__The request__
In the listing below, rename "gridlines" to "grid-lines" wherever it occurs. Write out all the lines again with nothing else changed.
** Start Data lines **
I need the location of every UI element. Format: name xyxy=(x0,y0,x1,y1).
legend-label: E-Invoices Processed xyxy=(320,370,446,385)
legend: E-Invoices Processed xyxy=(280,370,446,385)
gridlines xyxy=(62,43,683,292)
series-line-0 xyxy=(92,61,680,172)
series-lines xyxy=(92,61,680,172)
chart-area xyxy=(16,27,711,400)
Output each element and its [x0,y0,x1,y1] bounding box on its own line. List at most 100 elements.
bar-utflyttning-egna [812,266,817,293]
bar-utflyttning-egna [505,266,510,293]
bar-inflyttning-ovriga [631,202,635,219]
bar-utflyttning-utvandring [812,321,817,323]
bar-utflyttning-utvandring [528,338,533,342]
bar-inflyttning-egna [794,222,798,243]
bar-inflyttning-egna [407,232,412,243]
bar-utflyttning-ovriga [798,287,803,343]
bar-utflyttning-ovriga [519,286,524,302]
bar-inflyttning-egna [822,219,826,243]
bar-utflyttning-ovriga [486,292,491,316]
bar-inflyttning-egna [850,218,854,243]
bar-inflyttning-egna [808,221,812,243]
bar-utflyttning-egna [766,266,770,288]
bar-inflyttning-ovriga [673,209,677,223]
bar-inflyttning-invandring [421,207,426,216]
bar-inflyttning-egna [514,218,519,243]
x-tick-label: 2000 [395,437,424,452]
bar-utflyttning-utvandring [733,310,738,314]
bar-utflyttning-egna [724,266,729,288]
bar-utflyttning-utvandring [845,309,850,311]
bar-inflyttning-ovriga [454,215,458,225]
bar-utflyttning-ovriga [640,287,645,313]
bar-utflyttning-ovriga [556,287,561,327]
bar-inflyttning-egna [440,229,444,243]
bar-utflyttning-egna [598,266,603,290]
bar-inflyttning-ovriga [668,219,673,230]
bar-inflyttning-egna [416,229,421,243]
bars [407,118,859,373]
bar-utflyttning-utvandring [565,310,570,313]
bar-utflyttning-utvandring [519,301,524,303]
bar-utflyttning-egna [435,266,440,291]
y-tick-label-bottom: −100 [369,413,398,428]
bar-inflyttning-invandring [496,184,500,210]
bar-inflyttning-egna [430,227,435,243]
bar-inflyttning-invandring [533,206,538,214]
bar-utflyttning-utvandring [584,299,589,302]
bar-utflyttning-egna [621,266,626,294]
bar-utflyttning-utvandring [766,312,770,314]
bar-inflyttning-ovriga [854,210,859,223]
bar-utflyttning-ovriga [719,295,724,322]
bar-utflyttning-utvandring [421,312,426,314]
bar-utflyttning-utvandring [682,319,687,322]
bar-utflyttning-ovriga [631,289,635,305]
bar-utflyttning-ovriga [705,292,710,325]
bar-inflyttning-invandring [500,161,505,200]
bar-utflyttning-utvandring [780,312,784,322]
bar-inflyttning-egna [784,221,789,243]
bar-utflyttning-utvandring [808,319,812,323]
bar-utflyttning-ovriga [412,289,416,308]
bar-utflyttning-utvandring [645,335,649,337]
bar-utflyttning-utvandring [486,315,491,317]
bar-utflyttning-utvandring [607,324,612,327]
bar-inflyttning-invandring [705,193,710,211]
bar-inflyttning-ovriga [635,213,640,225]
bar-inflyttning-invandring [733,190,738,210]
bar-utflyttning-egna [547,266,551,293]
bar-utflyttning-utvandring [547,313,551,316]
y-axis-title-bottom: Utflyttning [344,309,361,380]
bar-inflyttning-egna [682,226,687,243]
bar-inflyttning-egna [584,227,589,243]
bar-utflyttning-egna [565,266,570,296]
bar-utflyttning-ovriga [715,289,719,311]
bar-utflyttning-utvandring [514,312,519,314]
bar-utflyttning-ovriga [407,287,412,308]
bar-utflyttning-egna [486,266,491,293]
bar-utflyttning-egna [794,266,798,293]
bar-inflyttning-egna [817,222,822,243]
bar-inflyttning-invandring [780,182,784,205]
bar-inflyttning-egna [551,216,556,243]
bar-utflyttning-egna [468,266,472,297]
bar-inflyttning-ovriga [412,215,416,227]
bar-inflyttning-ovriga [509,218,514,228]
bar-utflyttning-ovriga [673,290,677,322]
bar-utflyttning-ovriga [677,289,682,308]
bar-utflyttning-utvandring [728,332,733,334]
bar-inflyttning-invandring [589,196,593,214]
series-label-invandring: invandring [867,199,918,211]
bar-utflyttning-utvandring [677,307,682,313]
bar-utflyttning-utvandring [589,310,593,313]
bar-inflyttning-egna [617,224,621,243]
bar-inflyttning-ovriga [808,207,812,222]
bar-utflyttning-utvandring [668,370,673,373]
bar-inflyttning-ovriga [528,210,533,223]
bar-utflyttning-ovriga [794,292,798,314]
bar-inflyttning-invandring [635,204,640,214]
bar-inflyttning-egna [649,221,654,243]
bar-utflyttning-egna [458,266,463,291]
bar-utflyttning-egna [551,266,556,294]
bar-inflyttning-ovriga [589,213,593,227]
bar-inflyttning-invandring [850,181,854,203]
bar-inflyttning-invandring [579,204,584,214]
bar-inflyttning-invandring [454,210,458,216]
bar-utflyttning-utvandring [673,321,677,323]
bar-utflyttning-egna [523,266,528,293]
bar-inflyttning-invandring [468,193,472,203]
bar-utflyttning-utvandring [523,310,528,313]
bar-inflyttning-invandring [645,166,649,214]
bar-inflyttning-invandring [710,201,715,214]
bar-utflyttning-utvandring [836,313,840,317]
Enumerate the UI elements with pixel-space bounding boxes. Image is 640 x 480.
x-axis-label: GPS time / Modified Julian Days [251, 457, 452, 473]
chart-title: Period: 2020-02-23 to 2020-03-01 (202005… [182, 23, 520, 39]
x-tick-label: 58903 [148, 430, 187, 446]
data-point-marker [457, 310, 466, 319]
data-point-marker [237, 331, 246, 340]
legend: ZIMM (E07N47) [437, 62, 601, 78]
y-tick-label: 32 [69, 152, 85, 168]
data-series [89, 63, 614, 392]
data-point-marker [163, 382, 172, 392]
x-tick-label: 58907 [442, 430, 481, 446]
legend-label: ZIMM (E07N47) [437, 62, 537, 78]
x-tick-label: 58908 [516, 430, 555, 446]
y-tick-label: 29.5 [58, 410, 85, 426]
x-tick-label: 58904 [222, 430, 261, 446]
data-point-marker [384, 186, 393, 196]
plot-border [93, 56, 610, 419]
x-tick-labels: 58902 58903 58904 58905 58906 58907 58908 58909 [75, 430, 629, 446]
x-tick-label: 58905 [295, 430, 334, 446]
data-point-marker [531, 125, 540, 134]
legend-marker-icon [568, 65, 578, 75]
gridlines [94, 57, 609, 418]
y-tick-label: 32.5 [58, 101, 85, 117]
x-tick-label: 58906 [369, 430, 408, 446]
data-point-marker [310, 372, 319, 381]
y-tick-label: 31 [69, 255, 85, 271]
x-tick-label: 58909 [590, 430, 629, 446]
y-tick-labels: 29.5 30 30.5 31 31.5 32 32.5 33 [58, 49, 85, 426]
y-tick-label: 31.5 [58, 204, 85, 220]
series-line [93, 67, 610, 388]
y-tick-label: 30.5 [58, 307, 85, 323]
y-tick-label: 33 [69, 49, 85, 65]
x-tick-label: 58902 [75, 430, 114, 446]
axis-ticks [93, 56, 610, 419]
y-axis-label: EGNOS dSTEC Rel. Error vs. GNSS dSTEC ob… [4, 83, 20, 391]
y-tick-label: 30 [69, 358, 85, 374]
** End Data lines **
__Answer to the exercise__
I need the location of every UI element. Format: name xyxy=(x0,y0,x1,y1).
legend-label: E-Invoices Processed xyxy=(320,370,446,385)
legend: E-Invoices Processed xyxy=(280,370,446,385)
grid-lines xyxy=(62,43,683,292)
series-line-0 xyxy=(92,61,680,172)
series-lines xyxy=(92,61,680,172)
chart-area xyxy=(16,27,711,400)
Output each element and its [x0,y0,x1,y1] bounding box on its own line. List at most 100 elements.
bar-utflyttning-egna [812,266,817,293]
bar-utflyttning-egna [505,266,510,293]
bar-inflyttning-ovriga [631,202,635,219]
bar-utflyttning-utvandring [812,321,817,323]
bar-utflyttning-utvandring [528,338,533,342]
bar-inflyttning-egna [794,222,798,243]
bar-inflyttning-egna [407,232,412,243]
bar-utflyttning-ovriga [798,287,803,343]
bar-utflyttning-ovriga [519,286,524,302]
bar-inflyttning-egna [822,219,826,243]
bar-utflyttning-ovriga [486,292,491,316]
bar-inflyttning-egna [850,218,854,243]
bar-inflyttning-egna [808,221,812,243]
bar-utflyttning-egna [766,266,770,288]
bar-inflyttning-ovriga [673,209,677,223]
bar-inflyttning-invandring [421,207,426,216]
bar-inflyttning-egna [514,218,519,243]
x-tick-label: 2000 [395,437,424,452]
bar-utflyttning-utvandring [733,310,738,314]
bar-utflyttning-egna [724,266,729,288]
bar-utflyttning-utvandring [845,309,850,311]
bar-inflyttning-ovriga [454,215,458,225]
bar-utflyttning-ovriga [640,287,645,313]
bar-utflyttning-ovriga [556,287,561,327]
bar-inflyttning-egna [440,229,444,243]
bar-utflyttning-egna [598,266,603,290]
bar-inflyttning-ovriga [668,219,673,230]
bar-inflyttning-egna [416,229,421,243]
bars [407,118,859,373]
bar-utflyttning-utvandring [565,310,570,313]
bar-utflyttning-utvandring [519,301,524,303]
bar-utflyttning-egna [435,266,440,291]
y-tick-label-bottom: −100 [369,413,398,428]
bar-inflyttning-invandring [496,184,500,210]
bar-inflyttning-egna [430,227,435,243]
bar-inflyttning-invandring [533,206,538,214]
bar-utflyttning-utvandring [584,299,589,302]
bar-utflyttning-egna [621,266,626,294]
bar-utflyttning-utvandring [766,312,770,314]
bar-inflyttning-ovriga [854,210,859,223]
bar-utflyttning-ovriga [719,295,724,322]
bar-utflyttning-utvandring [421,312,426,314]
bar-utflyttning-utvandring [682,319,687,322]
bar-utflyttning-ovriga [631,289,635,305]
bar-utflyttning-ovriga [705,292,710,325]
bar-inflyttning-invandring [500,161,505,200]
bar-utflyttning-utvandring [780,312,784,322]
bar-inflyttning-egna [784,221,789,243]
bar-utflyttning-utvandring [808,319,812,323]
bar-utflyttning-ovriga [412,289,416,308]
bar-utflyttning-utvandring [645,335,649,337]
bar-utflyttning-utvandring [486,315,491,317]
bar-utflyttning-utvandring [607,324,612,327]
bar-inflyttning-invandring [705,193,710,211]
bar-inflyttning-ovriga [635,213,640,225]
bar-inflyttning-invandring [733,190,738,210]
bar-utflyttning-egna [547,266,551,293]
bar-utflyttning-utvandring [547,313,551,316]
y-axis-title-bottom: Utflyttning [344,309,361,380]
bar-inflyttning-egna [682,226,687,243]
bar-inflyttning-egna [584,227,589,243]
bar-utflyttning-egna [565,266,570,296]
bar-utflyttning-ovriga [715,289,719,311]
bar-utflyttning-utvandring [514,312,519,314]
bar-utflyttning-ovriga [407,287,412,308]
bar-utflyttning-egna [486,266,491,293]
bar-utflyttning-egna [794,266,798,293]
bar-inflyttning-egna [817,222,822,243]
bar-inflyttning-invandring [780,182,784,205]
bar-inflyttning-egna [551,216,556,243]
bar-utflyttning-egna [468,266,472,297]
bar-inflyttning-ovriga [412,215,416,227]
bar-inflyttning-ovriga [509,218,514,228]
bar-utflyttning-ovriga [673,290,677,322]
bar-utflyttning-ovriga [677,289,682,308]
bar-utflyttning-utvandring [728,332,733,334]
bar-inflyttning-invandring [589,196,593,214]
series-label-invandring: invandring [867,199,918,211]
bar-utflyttning-utvandring [677,307,682,313]
bar-utflyttning-utvandring [589,310,593,313]
bar-inflyttning-egna [617,224,621,243]
bar-inflyttning-ovriga [808,207,812,222]
bar-utflyttning-utvandring [668,370,673,373]
bar-inflyttning-ovriga [528,210,533,223]
bar-utflyttning-ovriga [794,292,798,314]
bar-inflyttning-invandring [635,204,640,214]
bar-inflyttning-egna [649,221,654,243]
bar-utflyttning-egna [458,266,463,291]
bar-utflyttning-egna [551,266,556,294]
bar-inflyttning-ovriga [589,213,593,227]
bar-inflyttning-invandring [850,181,854,203]
bar-inflyttning-invandring [579,204,584,214]
bar-inflyttning-invandring [454,210,458,216]
bar-utflyttning-utvandring [673,321,677,323]
bar-utflyttning-egna [523,266,528,293]
bar-inflyttning-invandring [468,193,472,203]
bar-utflyttning-utvandring [523,310,528,313]
bar-inflyttning-invandring [645,166,649,214]
bar-inflyttning-invandring [710,201,715,214]
bar-utflyttning-utvandring [836,313,840,317]
Enumerate the UI elements with pixel-space bounding boxes. Image is 640 x 480.
x-axis-label: GPS time / Modified Julian Days [251, 457, 452, 473]
chart-title: Period: 2020-02-23 to 2020-03-01 (202005… [182, 23, 520, 39]
x-tick-label: 58903 [148, 430, 187, 446]
data-point-marker [457, 310, 466, 319]
data-point-marker [237, 331, 246, 340]
legend: ZIMM (E07N47) [437, 62, 601, 78]
y-tick-label: 32 [69, 152, 85, 168]
data-series [89, 63, 614, 392]
data-point-marker [163, 382, 172, 392]
x-tick-label: 58907 [442, 430, 481, 446]
legend-label: ZIMM (E07N47) [437, 62, 537, 78]
x-tick-label: 58908 [516, 430, 555, 446]
y-tick-label: 29.5 [58, 410, 85, 426]
x-tick-label: 58904 [222, 430, 261, 446]
data-point-marker [384, 186, 393, 196]
plot-border [93, 56, 610, 419]
x-tick-labels: 58902 58903 58904 58905 58906 58907 58908 58909 [75, 430, 629, 446]
x-tick-label: 58905 [295, 430, 334, 446]
data-point-marker [531, 125, 540, 134]
legend-marker-icon [568, 65, 578, 75]
grid-lines [94, 57, 609, 418]
y-tick-label: 32.5 [58, 101, 85, 117]
x-tick-label: 58906 [369, 430, 408, 446]
data-point-marker [310, 372, 319, 381]
y-tick-label: 31 [69, 255, 85, 271]
x-tick-label: 58909 [590, 430, 629, 446]
y-tick-labels: 29.5 30 30.5 31 31.5 32 32.5 33 [58, 49, 85, 426]
y-tick-label: 31.5 [58, 204, 85, 220]
series-line [93, 67, 610, 388]
y-tick-label: 30.5 [58, 307, 85, 323]
y-tick-label: 33 [69, 49, 85, 65]
x-tick-label: 58902 [75, 430, 114, 446]
axis-ticks [93, 56, 610, 419]
y-axis-label: EGNOS dSTEC Rel. Error vs. GNSS dSTEC ob… [4, 83, 20, 391]
y-tick-label: 30 [69, 358, 85, 374]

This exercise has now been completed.